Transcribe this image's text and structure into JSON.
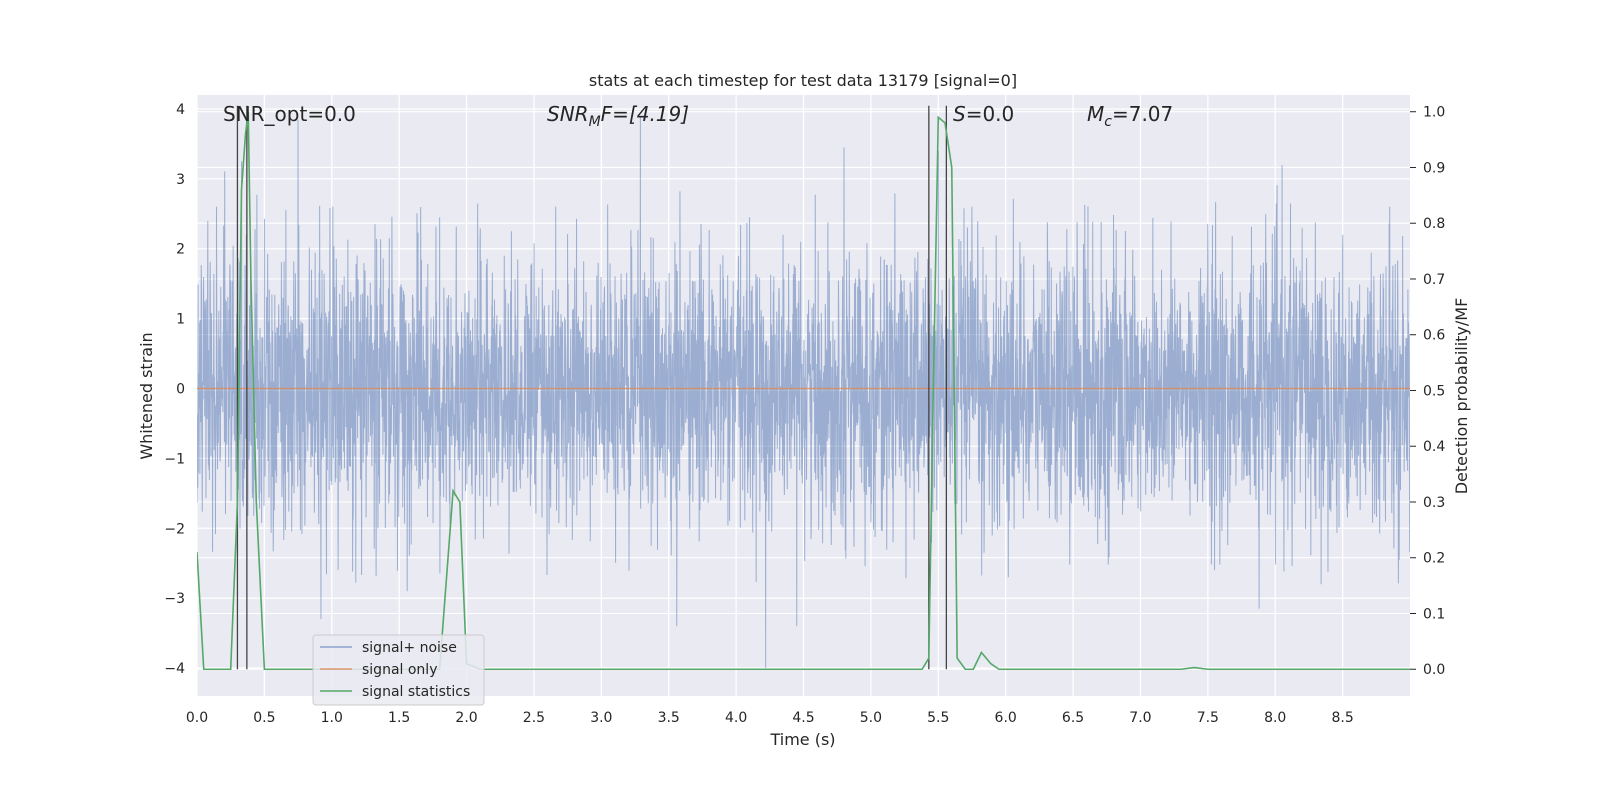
{
  "chart_data": {
    "type": "line",
    "title": "stats at each timestep for test data 13179 [signal=0]",
    "xlabel": "Time (s)",
    "ylabel_left": "Whitened strain",
    "ylabel_right": "Detection probability/MF",
    "xlim": [
      0.0,
      9.0
    ],
    "ylim_left": [
      -4.4,
      4.2
    ],
    "ylim_right": [
      -0.048,
      1.03
    ],
    "xticks": [
      0.0,
      0.5,
      1.0,
      1.5,
      2.0,
      2.5,
      3.0,
      3.5,
      4.0,
      4.5,
      5.0,
      5.5,
      6.0,
      6.5,
      7.0,
      7.5,
      8.0,
      8.5
    ],
    "xtick_labels": [
      "0.0",
      "0.5",
      "1.0",
      "1.5",
      "2.0",
      "2.5",
      "3.0",
      "3.5",
      "4.0",
      "4.5",
      "5.0",
      "5.5",
      "6.0",
      "6.5",
      "7.0",
      "7.5",
      "8.0",
      "8.5"
    ],
    "yticks_left": [
      4,
      3,
      2,
      1,
      0,
      -1,
      -2,
      -3,
      -4
    ],
    "ytick_labels_left": [
      "4",
      "3",
      "2",
      "1",
      "0",
      "−1",
      "−2",
      "−3",
      "−4"
    ],
    "yticks_right": [
      1.0,
      0.9,
      0.8,
      0.7,
      0.6,
      0.5,
      0.4,
      0.3,
      0.2,
      0.1,
      0.0
    ],
    "ytick_labels_right": [
      "1.0",
      "0.9",
      "0.8",
      "0.7",
      "0.6",
      "0.5",
      "0.4",
      "0.3",
      "0.2",
      "0.1",
      "0.0"
    ],
    "grid": true,
    "legend_position": "lower-left",
    "annotations": {
      "snr_opt": "SNR_opt=0.0",
      "snr_mf_prefix": "SNR",
      "snr_mf_sub": "M",
      "snr_mf_suffix": "F=[4.19]",
      "s_prefix": "S",
      "s_suffix": "=0.0",
      "mc_prefix": "M",
      "mc_sub": "c",
      "mc_suffix": "=7.07"
    },
    "vlines_x": [
      0.3,
      0.37,
      5.43,
      5.56
    ],
    "series": [
      {
        "name": "signal+ noise",
        "color": "#4c72b0",
        "axis": "left",
        "kind": "noise",
        "sigma": 0.95,
        "spikes": [
          [
            0.08,
            2.4
          ],
          [
            0.33,
            3.25
          ],
          [
            0.75,
            3.85
          ],
          [
            1.32,
            2.35
          ],
          [
            1.8,
            2.45
          ],
          [
            2.1,
            2.1
          ],
          [
            3.29,
            3.9
          ],
          [
            4.1,
            2.45
          ],
          [
            4.48,
            2.1
          ],
          [
            4.8,
            3.45
          ],
          [
            5.5,
            3.4
          ],
          [
            5.75,
            2.6
          ],
          [
            7.5,
            1.9
          ],
          [
            8.05,
            3.2
          ],
          [
            8.2,
            2.3
          ],
          [
            8.5,
            2.2
          ],
          [
            8.85,
            2.6
          ],
          [
            0.92,
            -3.3
          ],
          [
            1.56,
            -2.9
          ],
          [
            3.56,
            -3.4
          ],
          [
            4.22,
            -4.0
          ],
          [
            4.45,
            -3.4
          ],
          [
            5.45,
            -2.2
          ],
          [
            5.84,
            -2.35
          ],
          [
            7.55,
            -2.6
          ],
          [
            7.88,
            -3.15
          ],
          [
            8.34,
            -2.8
          ],
          [
            6.02,
            -2.7
          ]
        ]
      },
      {
        "name": "signal only",
        "color": "#dd8452",
        "axis": "left",
        "kind": "flat",
        "value": 0.0
      },
      {
        "name": "signal statistics",
        "color": "#55a868",
        "axis": "right",
        "kind": "line",
        "x": [
          0.0,
          0.05,
          0.1,
          0.2,
          0.25,
          0.3,
          0.33,
          0.36,
          0.38,
          0.4,
          0.44,
          0.5,
          1.7,
          1.8,
          1.9,
          1.95,
          2.0,
          2.1,
          5.38,
          5.43,
          5.46,
          5.5,
          5.55,
          5.6,
          5.64,
          5.7,
          5.76,
          5.82,
          5.89,
          5.95,
          6.0,
          7.3,
          7.4,
          7.5,
          7.8,
          7.9,
          9.0
        ],
        "y": [
          0.21,
          0.0,
          0.0,
          0.0,
          0.0,
          0.3,
          0.86,
          0.96,
          1.0,
          0.7,
          0.3,
          0.0,
          0.0,
          0.0,
          0.32,
          0.3,
          0.01,
          0.0,
          0.0,
          0.02,
          0.46,
          0.99,
          0.98,
          0.9,
          0.02,
          0.0,
          0.0,
          0.03,
          0.01,
          0.0,
          0.0,
          0.0,
          0.003,
          0.0,
          0.0,
          0.0,
          0.0
        ]
      }
    ]
  }
}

# # # # #

* Exercise task: Copy every line of the listing containing the string "name".

* Task result:
        "name": "signal+ noise",
        "name": "signal only",
        "name": "signal statistics",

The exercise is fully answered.